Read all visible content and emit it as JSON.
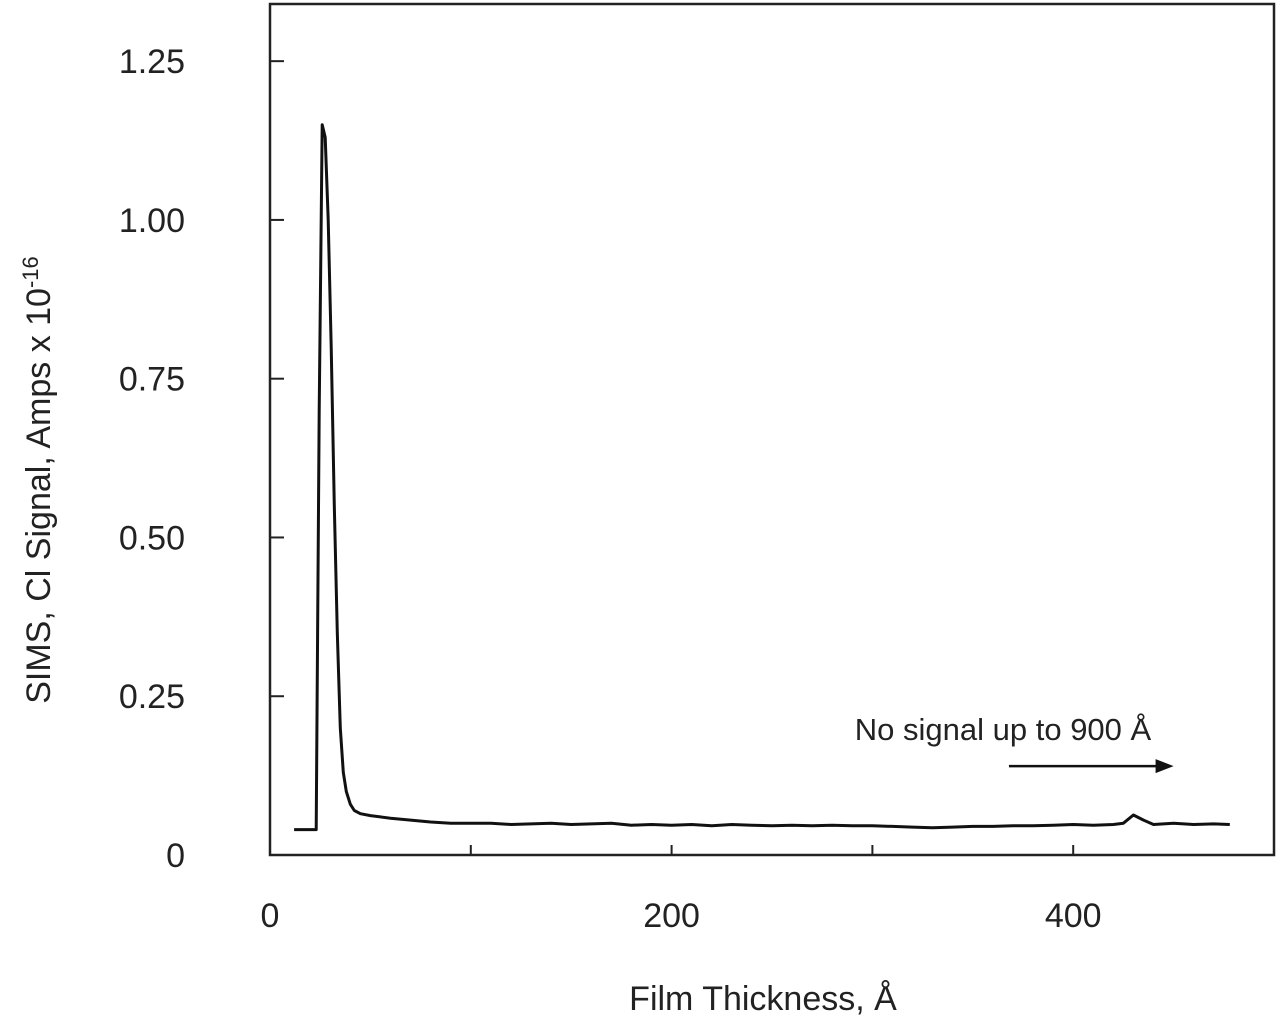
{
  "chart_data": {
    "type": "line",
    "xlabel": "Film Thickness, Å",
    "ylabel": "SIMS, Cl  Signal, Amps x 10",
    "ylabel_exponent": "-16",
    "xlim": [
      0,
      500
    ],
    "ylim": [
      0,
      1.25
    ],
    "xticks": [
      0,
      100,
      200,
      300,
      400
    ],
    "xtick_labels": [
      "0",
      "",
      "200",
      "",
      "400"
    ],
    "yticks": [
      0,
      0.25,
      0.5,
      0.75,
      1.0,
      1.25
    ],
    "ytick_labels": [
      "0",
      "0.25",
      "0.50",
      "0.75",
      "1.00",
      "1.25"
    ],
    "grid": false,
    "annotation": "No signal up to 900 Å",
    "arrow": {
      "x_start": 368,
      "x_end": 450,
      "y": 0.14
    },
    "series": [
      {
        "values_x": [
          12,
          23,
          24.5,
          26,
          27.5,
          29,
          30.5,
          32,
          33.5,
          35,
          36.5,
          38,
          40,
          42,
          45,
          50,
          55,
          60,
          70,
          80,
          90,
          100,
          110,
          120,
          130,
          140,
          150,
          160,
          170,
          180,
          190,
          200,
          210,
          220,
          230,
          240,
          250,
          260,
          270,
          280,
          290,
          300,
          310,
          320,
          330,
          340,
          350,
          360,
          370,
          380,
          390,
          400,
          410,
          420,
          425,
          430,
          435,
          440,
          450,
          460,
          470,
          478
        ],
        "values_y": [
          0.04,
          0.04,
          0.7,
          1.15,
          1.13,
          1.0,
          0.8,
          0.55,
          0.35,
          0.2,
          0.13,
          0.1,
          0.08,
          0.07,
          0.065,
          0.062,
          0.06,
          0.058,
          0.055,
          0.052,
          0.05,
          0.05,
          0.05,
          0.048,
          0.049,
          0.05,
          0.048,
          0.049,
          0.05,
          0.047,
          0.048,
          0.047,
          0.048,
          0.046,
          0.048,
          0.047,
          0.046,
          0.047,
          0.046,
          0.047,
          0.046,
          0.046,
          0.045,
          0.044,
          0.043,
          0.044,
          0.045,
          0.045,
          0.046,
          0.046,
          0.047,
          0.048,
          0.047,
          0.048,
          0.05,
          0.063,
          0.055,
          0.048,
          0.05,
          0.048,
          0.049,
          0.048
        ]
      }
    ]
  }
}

•••••

Can you retype every record above exactly, leaving out the pictures?

Read all visible content and emit it as JSON.
{
  "chart_data": {
    "type": "line",
    "xlabel": "Film Thickness, Å",
    "ylabel": "SIMS, Cl  Signal, Amps x 10",
    "ylabel_exponent": "-16",
    "xlim": [
      0,
      500
    ],
    "ylim": [
      0,
      1.25
    ],
    "xticks": [
      0,
      100,
      200,
      300,
      400
    ],
    "xtick_labels": [
      "0",
      "",
      "200",
      "",
      "400"
    ],
    "yticks": [
      0,
      0.25,
      0.5,
      0.75,
      1.0,
      1.25
    ],
    "ytick_labels": [
      "0",
      "0.25",
      "0.50",
      "0.75",
      "1.00",
      "1.25"
    ],
    "grid": false,
    "annotation": "No signal up to 900 Å",
    "arrow": {
      "x_start": 368,
      "x_end": 450,
      "y": 0.14
    },
    "series": [
      {
        "values_x": [
          12,
          23,
          24.5,
          26,
          27.5,
          29,
          30.5,
          32,
          33.5,
          35,
          36.5,
          38,
          40,
          42,
          45,
          50,
          55,
          60,
          70,
          80,
          90,
          100,
          110,
          120,
          130,
          140,
          150,
          160,
          170,
          180,
          190,
          200,
          210,
          220,
          230,
          240,
          250,
          260,
          270,
          280,
          290,
          300,
          310,
          320,
          330,
          340,
          350,
          360,
          370,
          380,
          390,
          400,
          410,
          420,
          425,
          430,
          435,
          440,
          450,
          460,
          470,
          478
        ],
        "values_y": [
          0.04,
          0.04,
          0.7,
          1.15,
          1.13,
          1.0,
          0.8,
          0.55,
          0.35,
          0.2,
          0.13,
          0.1,
          0.08,
          0.07,
          0.065,
          0.062,
          0.06,
          0.058,
          0.055,
          0.052,
          0.05,
          0.05,
          0.05,
          0.048,
          0.049,
          0.05,
          0.048,
          0.049,
          0.05,
          0.047,
          0.048,
          0.047,
          0.048,
          0.046,
          0.048,
          0.047,
          0.046,
          0.047,
          0.046,
          0.047,
          0.046,
          0.046,
          0.045,
          0.044,
          0.043,
          0.044,
          0.045,
          0.045,
          0.046,
          0.046,
          0.047,
          0.048,
          0.047,
          0.048,
          0.05,
          0.063,
          0.055,
          0.048,
          0.05,
          0.048,
          0.049,
          0.048
        ]
      }
    ]
  }
}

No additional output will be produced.